ЧТО НУЖНО СДЕЛАТЬ:
1 – Ответьте на вопросы по тексту о Маяковском и Наташе Брюханенко.
(a) Где лежал больной Маяковский?
(b) Какой костюм был на рассказчице?
(c) Кого, по его словам, любит Маяковский?
2 – Оформите как таблицу Markdown строки записей с первой по строку, содержащую «gas-control-lines: 天然气流量自动 FV2211», включительно. Столбцы назовите «№» и «Строка», пустые строки не включайте.

ДОКУМЕНТ:
Тринадцатый апостол. Маяковский: Трагедия-буфф в шести действиях, стр. 139
А закончились эти отношения вполне предсказуемо. И это вторая цитата, без которой не обходится ни один разговор о Маяковском и Наташе Брюханенко:
«Маяковский лежал больной гриппом в своей маленькой комнате в Гендриковом переулке. Лили Юрьевны не было в Москве, навещали его немногие. По телефону он позвал меня к себе:
— Хоть посидеть в соседней комнате…
В соседней — чтоб не заразиться.
Я пришла его навестить, но разговаривать нам как-то было не о чем. Он лежал на тахте, я стояла у окна, прислонившись к подоконнику. Было это днем, яркое солнце освещало всю комнату, и главным образом меня.
У меня была новая мальчишеская прическа, одета я была в новый коричневый костюмчик с красной отделкой, но у меня было плохое настроение, и мне было скучно.
— Вы ничего не знаете, — сказал Маяковский, — вы даже не знаете, что у вас длинные и красивые ноги.
Слово „длинные“ меня почему-то обидело. И вообще от скуки, от тишины комнаты больного я придралась и спросила:
— Вот вы считаете, что я хорошая, красивая, нужная вам. Говорите даже, что ноги у меня красивые. Так почему же вы мне не говорите, что вы меня любите?
— Я люблю Лилю. Ко всем остальным я могу относиться только хорошо или ОЧЕНЬ хорошо, но любить я уж могу только на втором месте. Хотите — буду вас любить на втором месте?

МАТЕРИАЛ ДЛЯ ЗАДАНИЯ:
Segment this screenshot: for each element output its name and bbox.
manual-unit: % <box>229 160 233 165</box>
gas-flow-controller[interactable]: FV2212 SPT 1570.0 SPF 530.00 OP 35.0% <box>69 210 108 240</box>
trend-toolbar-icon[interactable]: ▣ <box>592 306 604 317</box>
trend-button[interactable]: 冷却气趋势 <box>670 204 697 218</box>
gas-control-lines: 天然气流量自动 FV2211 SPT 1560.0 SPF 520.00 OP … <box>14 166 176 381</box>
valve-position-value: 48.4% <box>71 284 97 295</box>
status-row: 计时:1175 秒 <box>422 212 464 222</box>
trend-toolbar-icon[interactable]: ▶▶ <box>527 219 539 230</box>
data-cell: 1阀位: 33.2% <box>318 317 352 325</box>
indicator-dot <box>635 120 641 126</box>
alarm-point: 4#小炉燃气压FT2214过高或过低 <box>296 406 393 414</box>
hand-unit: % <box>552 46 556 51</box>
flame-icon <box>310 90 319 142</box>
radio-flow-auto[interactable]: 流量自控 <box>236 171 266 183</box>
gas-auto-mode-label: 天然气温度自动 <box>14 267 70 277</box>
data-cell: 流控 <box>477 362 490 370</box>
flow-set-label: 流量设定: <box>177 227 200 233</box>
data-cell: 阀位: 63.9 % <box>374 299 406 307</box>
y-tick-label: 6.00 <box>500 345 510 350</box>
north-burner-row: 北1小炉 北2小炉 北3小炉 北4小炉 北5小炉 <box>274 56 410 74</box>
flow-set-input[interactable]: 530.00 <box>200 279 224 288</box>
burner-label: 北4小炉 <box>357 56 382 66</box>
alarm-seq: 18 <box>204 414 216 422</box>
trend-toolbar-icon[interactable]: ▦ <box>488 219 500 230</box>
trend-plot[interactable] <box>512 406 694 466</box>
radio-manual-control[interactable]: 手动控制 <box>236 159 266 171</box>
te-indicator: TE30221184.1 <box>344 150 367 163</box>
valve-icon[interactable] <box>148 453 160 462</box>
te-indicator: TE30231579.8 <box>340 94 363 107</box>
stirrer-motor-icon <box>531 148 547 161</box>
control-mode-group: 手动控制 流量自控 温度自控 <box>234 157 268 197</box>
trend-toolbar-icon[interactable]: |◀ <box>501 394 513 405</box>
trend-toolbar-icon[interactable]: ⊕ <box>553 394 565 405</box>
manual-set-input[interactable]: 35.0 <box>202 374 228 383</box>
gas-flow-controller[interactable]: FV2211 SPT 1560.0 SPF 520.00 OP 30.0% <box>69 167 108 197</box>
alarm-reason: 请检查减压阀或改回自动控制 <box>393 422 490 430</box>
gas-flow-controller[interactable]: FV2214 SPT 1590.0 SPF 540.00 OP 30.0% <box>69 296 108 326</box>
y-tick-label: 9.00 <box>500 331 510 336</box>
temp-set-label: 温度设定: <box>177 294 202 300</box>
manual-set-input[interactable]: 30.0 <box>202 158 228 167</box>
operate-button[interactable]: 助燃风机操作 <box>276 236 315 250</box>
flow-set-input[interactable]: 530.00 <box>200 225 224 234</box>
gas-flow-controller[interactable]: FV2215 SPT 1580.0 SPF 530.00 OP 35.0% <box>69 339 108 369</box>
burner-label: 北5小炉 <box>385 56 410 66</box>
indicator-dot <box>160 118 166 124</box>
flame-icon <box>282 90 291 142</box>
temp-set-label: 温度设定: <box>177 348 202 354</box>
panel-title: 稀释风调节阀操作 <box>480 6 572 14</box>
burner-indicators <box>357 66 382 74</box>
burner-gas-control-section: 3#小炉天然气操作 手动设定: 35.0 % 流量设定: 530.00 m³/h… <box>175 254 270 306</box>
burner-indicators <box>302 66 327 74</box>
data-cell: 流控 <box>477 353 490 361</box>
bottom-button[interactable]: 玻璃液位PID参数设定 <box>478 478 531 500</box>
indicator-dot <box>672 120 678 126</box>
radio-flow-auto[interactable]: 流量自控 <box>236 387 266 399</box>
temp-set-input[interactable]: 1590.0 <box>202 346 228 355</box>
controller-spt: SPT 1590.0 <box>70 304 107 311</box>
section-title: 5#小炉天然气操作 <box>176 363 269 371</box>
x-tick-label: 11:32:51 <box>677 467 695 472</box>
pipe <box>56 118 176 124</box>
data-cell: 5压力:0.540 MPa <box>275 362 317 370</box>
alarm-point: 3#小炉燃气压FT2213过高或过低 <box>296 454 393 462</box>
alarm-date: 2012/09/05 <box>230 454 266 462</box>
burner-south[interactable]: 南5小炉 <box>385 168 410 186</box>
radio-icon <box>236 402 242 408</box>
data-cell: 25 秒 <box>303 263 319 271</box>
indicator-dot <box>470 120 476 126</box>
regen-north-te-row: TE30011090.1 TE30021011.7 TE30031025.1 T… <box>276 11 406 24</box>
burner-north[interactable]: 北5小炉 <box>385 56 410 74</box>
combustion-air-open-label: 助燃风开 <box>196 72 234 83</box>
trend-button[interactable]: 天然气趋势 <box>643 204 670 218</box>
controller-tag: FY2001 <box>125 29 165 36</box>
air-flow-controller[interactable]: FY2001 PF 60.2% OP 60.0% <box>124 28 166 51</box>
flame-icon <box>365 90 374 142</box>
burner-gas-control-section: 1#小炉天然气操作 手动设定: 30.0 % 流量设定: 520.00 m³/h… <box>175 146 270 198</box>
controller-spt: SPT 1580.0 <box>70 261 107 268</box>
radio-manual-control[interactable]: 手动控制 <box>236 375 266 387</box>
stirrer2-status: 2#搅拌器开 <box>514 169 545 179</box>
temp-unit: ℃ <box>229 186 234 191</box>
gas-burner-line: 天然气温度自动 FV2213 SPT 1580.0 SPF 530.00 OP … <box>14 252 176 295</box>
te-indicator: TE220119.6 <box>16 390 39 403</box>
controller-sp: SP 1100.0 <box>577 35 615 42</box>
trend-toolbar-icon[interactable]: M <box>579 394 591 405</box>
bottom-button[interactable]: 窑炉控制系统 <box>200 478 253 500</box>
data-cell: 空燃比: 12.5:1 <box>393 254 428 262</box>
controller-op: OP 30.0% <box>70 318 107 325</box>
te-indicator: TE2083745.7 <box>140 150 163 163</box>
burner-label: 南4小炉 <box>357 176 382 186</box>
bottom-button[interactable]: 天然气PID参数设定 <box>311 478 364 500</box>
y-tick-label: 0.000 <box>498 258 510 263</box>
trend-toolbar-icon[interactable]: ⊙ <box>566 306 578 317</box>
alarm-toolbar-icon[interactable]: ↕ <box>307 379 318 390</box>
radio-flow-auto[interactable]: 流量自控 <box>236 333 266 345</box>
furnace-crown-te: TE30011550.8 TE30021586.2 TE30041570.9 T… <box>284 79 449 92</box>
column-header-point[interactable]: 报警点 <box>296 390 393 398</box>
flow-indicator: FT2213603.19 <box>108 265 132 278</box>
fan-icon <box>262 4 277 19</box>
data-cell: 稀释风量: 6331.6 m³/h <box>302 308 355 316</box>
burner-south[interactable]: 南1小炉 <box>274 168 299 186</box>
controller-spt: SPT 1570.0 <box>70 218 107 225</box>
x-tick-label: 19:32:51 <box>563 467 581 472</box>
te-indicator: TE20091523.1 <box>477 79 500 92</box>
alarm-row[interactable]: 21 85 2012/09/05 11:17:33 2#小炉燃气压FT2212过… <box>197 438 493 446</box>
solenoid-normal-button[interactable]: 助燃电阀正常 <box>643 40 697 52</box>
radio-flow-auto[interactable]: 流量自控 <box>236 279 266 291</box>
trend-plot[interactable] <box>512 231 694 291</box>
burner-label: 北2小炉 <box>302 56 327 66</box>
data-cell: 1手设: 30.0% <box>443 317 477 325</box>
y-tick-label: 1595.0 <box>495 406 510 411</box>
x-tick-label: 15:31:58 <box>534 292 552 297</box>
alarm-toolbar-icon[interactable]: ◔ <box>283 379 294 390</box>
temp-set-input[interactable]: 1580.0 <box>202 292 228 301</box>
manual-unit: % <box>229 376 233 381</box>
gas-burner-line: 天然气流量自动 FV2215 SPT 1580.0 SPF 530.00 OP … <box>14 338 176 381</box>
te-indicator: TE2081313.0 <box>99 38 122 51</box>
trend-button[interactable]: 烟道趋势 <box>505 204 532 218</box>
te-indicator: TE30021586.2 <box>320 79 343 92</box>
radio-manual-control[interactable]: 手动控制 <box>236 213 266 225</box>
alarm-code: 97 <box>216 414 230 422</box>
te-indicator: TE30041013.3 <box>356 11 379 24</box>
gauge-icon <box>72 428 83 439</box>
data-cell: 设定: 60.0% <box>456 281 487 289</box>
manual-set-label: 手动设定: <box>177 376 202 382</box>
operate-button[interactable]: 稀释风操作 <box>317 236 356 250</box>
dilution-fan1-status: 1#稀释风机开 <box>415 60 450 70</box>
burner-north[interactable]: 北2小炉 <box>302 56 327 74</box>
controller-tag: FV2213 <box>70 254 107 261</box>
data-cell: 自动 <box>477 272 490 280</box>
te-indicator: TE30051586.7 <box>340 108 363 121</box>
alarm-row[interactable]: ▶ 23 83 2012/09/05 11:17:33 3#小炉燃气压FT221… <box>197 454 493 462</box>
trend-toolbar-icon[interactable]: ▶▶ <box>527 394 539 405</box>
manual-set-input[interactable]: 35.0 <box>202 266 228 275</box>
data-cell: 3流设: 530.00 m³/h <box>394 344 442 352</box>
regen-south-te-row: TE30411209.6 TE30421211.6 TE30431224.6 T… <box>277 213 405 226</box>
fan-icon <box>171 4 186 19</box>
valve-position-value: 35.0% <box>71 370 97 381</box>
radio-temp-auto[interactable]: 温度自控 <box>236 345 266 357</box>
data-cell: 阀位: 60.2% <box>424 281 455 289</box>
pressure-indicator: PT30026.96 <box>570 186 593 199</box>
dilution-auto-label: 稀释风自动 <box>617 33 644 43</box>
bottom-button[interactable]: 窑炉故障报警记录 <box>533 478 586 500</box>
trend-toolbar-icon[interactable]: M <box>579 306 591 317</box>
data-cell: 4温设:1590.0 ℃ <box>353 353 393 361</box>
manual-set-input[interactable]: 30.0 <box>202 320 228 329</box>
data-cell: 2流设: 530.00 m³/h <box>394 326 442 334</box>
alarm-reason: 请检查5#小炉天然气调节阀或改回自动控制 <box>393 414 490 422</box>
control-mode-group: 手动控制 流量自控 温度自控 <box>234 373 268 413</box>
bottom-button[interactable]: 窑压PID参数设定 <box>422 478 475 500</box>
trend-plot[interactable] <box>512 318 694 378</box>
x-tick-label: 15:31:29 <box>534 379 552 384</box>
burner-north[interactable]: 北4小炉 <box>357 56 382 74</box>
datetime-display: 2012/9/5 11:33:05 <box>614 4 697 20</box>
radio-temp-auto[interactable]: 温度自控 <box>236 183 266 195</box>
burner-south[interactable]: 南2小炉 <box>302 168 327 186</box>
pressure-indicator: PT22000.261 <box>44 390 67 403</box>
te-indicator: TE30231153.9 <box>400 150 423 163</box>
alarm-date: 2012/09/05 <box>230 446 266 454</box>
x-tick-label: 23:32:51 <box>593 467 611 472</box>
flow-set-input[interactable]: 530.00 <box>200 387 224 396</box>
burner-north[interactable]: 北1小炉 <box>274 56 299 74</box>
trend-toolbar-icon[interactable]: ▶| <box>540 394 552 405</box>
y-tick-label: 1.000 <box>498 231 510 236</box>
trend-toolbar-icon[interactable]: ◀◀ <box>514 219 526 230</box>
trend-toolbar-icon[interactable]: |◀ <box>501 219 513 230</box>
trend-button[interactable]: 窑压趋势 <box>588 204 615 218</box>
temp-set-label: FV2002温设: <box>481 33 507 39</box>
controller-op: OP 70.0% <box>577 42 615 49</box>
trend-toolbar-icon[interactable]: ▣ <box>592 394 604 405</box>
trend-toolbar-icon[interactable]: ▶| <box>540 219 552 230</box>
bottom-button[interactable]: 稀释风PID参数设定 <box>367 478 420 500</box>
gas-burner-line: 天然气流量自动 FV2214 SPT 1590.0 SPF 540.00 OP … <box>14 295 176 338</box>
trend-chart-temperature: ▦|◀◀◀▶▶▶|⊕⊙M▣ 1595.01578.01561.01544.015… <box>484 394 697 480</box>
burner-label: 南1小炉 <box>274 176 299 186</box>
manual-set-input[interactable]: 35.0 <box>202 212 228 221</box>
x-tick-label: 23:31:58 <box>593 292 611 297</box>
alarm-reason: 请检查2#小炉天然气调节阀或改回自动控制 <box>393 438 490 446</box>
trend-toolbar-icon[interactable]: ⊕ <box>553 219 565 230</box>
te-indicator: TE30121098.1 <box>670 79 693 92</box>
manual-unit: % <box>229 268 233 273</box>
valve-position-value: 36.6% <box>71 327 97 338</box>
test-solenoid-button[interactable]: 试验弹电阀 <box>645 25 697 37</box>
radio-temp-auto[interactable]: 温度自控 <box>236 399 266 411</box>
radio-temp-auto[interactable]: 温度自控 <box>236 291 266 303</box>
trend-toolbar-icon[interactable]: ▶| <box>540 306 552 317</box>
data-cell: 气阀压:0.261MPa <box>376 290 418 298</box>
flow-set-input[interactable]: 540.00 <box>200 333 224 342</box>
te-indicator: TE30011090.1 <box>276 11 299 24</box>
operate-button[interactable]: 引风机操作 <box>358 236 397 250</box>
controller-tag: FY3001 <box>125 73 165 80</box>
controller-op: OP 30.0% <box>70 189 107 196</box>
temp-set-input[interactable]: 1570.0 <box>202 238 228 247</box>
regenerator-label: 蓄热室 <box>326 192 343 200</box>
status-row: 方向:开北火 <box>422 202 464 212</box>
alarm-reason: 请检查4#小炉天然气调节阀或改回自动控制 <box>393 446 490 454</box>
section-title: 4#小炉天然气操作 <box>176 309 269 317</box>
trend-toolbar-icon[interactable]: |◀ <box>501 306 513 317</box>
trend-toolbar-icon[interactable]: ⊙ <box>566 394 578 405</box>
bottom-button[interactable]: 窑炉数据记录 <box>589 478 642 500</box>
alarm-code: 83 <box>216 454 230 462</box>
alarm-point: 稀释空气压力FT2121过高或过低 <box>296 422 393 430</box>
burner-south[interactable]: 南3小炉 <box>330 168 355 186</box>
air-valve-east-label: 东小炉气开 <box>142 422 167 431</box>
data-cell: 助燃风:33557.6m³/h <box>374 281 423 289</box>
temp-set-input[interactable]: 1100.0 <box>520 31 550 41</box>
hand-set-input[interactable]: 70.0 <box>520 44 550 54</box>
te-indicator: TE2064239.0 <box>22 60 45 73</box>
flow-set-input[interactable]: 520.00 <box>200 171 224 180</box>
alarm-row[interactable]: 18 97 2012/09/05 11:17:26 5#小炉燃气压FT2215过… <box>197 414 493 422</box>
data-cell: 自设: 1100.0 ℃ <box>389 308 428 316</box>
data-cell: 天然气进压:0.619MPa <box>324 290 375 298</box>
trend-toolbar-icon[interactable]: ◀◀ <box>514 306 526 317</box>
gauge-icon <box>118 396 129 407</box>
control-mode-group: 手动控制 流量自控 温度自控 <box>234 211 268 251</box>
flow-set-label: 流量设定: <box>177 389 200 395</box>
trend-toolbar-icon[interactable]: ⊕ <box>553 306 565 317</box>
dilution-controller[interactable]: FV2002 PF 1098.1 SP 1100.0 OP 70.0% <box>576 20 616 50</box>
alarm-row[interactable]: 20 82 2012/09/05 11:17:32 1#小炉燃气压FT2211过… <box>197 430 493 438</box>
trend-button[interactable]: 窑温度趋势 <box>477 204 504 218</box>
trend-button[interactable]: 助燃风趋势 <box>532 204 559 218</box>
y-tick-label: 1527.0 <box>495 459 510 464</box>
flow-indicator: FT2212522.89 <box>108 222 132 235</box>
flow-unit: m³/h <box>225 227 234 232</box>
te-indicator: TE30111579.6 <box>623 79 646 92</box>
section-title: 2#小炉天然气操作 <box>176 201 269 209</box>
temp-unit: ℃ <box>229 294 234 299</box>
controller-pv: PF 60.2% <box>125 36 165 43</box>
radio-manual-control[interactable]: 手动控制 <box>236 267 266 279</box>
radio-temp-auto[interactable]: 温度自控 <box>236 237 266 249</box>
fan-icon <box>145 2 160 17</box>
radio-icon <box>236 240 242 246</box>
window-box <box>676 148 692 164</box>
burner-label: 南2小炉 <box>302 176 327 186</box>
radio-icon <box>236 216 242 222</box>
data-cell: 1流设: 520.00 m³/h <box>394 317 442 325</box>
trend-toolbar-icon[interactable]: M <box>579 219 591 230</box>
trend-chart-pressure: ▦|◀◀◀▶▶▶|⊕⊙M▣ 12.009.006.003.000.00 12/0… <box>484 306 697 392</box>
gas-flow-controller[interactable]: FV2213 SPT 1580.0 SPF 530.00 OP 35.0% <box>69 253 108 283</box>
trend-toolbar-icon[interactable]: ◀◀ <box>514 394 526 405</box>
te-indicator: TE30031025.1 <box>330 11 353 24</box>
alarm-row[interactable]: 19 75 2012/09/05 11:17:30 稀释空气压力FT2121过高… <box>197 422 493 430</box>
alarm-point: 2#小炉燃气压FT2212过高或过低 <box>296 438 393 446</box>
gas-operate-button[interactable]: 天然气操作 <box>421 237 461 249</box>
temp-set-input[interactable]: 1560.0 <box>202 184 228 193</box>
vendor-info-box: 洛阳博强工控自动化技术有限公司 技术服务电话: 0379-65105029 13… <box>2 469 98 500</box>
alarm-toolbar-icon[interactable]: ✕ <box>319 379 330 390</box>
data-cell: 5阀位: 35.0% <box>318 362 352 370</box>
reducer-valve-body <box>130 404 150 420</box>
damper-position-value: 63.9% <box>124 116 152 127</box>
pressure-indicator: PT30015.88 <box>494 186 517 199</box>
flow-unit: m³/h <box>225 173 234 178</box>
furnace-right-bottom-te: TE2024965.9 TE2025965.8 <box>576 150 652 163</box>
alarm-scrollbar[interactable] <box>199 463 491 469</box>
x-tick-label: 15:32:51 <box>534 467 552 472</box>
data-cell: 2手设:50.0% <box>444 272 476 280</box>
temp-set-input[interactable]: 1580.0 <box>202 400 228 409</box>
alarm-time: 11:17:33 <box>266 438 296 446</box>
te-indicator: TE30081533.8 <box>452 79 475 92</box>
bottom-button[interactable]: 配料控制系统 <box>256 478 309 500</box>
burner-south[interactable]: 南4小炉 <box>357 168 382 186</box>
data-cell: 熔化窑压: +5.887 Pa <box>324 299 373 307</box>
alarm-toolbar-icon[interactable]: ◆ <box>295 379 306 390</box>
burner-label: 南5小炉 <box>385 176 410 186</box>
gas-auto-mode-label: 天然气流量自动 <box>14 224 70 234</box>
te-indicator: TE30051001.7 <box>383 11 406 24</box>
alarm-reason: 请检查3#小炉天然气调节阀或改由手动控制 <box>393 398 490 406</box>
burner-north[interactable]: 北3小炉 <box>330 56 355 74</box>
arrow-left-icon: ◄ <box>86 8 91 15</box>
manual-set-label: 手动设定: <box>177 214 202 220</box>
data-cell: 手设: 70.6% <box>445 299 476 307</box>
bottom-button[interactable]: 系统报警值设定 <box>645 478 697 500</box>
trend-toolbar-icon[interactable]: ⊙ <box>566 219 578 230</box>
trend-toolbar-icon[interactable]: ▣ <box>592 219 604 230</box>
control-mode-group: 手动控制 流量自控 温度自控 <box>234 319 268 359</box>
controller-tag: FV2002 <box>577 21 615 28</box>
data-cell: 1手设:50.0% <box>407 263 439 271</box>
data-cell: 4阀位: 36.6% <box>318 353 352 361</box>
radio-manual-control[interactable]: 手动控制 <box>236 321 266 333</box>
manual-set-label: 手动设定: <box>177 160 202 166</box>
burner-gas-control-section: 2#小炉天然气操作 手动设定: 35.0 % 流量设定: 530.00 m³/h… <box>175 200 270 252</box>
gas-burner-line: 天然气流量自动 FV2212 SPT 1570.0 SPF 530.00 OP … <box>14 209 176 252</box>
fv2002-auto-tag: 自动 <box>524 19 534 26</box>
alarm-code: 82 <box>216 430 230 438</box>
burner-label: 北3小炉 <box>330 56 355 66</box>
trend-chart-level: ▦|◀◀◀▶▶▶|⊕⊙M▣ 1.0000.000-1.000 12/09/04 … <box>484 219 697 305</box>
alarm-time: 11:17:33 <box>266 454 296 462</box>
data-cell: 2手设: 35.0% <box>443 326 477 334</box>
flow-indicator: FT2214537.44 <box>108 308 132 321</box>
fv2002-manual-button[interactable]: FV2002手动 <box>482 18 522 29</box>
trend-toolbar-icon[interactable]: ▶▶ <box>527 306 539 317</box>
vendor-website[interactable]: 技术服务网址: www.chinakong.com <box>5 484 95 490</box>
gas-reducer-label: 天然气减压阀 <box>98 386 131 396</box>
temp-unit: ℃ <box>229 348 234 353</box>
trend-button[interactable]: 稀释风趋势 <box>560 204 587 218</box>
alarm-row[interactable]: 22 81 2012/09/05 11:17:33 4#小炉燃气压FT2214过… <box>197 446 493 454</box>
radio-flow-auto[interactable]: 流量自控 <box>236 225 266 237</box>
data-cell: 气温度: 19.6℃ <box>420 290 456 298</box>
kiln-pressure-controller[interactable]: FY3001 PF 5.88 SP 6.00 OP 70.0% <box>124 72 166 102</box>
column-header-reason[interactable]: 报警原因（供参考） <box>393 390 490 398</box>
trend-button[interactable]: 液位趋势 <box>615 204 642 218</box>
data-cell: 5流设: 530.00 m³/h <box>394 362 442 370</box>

ОТВЕТЫ:
1 –
(a) В своей маленькой комнате в Гендриковом переулке.
(b) Новый коричневый костюмчик с красной отделкой.
(c) Лилю.

2 –
| № | Строка |
|---|---|
| 1 | Segment this screenshot: for each element output its name and bbox. |
| 2 | manual-unit: % <box>229 160 233 165</box> |
| 3 | gas-flow-controller[interactable]: FV2212 SPT 1570.0 SPF 530.00 OP 35.0% <box>69 210 108 240</box> |
| 4 | trend-toolbar-icon[interactable]: ▣ <box>592 306 604 317</box> |
| 5 | trend-button[interactable]: 冷却气趋势 <box>670 204 697 218</box> |
| 6 | gas-control-lines: 天然气流量自动 FV2211 SPT 1560.0 SPF 520.00 OP … <box>14 166 176 381</box> |